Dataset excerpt
━━━━

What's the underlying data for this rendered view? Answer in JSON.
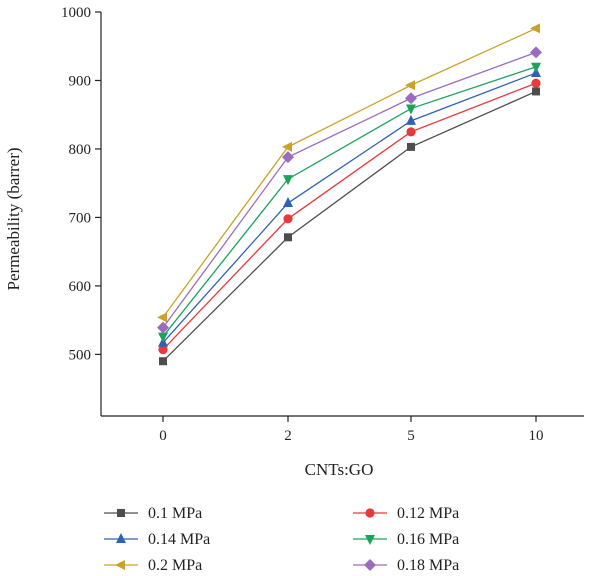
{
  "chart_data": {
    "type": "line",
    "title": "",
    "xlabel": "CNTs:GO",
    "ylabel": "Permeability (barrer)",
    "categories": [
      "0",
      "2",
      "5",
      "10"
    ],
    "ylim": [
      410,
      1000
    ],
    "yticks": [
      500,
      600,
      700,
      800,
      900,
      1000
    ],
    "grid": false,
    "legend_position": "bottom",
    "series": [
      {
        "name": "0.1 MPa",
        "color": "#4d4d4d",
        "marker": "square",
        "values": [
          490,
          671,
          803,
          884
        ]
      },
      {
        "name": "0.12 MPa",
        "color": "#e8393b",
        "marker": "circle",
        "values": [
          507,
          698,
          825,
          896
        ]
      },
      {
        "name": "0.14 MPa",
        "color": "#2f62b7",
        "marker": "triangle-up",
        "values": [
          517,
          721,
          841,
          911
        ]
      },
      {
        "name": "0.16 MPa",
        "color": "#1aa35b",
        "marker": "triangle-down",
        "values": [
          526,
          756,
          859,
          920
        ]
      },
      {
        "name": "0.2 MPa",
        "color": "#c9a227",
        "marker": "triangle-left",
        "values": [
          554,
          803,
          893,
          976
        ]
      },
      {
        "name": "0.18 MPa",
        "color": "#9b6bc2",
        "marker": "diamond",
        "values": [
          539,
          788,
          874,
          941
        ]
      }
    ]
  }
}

━━━━

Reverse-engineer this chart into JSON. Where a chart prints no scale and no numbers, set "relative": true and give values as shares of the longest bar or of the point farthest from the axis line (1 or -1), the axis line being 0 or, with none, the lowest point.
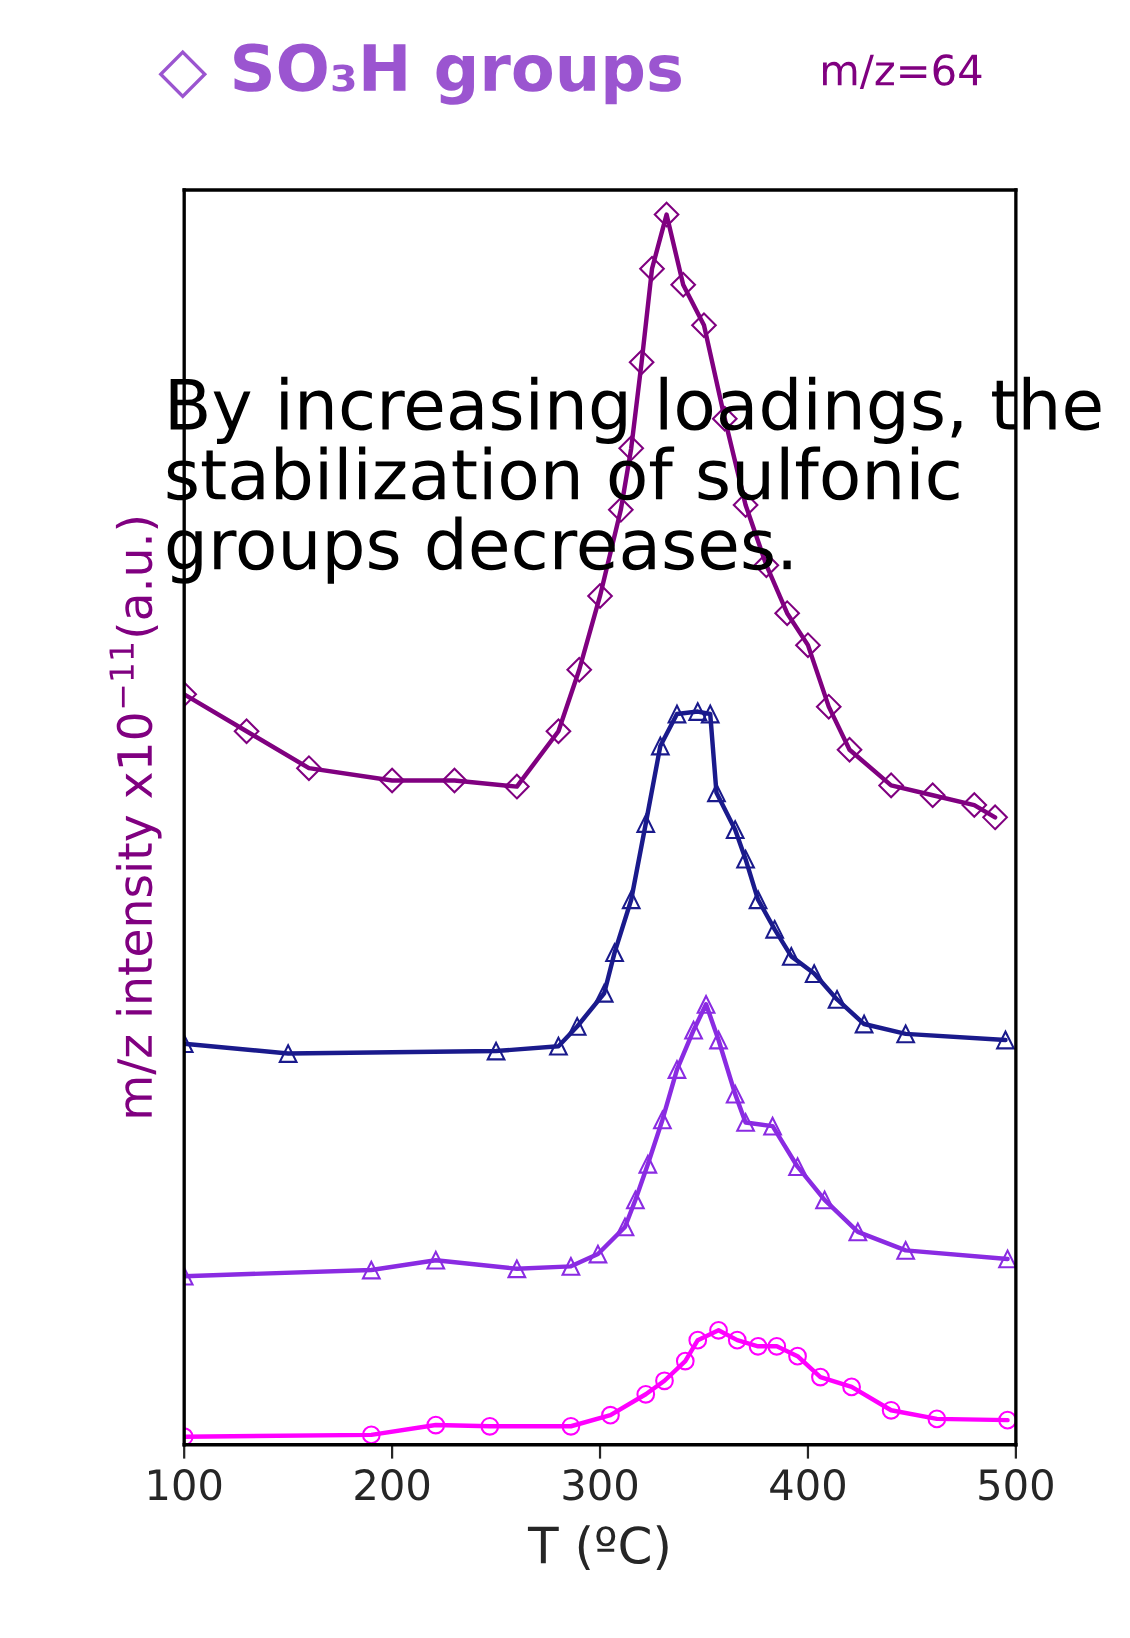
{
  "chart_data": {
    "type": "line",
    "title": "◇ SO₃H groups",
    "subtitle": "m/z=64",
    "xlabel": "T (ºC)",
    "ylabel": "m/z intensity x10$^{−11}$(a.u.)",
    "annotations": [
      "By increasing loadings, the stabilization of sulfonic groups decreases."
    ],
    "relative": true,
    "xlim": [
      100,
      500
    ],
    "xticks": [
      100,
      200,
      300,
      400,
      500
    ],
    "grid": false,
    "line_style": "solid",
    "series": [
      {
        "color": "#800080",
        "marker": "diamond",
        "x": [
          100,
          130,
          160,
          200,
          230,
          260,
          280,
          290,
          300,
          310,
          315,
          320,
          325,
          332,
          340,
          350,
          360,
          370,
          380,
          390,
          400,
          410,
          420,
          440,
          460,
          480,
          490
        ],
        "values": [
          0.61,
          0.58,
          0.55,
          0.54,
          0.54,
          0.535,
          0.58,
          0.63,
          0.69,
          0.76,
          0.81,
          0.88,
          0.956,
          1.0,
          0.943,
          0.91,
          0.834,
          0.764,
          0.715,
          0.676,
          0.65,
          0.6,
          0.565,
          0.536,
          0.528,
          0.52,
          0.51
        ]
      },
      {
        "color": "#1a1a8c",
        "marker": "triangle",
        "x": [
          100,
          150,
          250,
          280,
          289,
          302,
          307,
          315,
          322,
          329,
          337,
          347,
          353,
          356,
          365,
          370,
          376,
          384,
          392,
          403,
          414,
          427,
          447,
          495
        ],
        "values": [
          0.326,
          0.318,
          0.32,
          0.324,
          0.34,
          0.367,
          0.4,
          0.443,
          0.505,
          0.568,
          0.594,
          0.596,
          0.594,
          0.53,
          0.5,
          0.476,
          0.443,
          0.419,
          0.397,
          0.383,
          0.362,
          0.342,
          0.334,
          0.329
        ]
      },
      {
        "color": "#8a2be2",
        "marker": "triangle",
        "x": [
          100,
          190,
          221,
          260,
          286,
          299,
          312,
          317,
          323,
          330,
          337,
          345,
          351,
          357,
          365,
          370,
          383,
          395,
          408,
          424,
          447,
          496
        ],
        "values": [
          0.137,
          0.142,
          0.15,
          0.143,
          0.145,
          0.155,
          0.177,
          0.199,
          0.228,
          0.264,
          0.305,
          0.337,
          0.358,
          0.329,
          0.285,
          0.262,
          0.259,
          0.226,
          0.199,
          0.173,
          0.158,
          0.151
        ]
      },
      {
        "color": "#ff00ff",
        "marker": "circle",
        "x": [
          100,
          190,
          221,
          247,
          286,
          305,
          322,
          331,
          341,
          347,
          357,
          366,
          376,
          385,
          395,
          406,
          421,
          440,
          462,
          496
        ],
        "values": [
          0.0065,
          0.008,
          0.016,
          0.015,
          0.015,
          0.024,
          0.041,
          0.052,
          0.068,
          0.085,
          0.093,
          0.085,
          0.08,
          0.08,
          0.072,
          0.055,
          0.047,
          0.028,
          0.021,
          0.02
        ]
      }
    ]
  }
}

━━━━

__JOB__.
Scan the lines above for "JSON", then copy every one that has it.

__FULL ANSWER__.
What's the underlying data for this rendered view? Answer in JSON.
Reverse-engineer this chart into JSON. Where a chart prints no scale and no numbers, set "relative": true and give values as shares of the longest bar or of the point farthest from the axis line (1 or -1), the axis line being 0 or, with none, the lowest point.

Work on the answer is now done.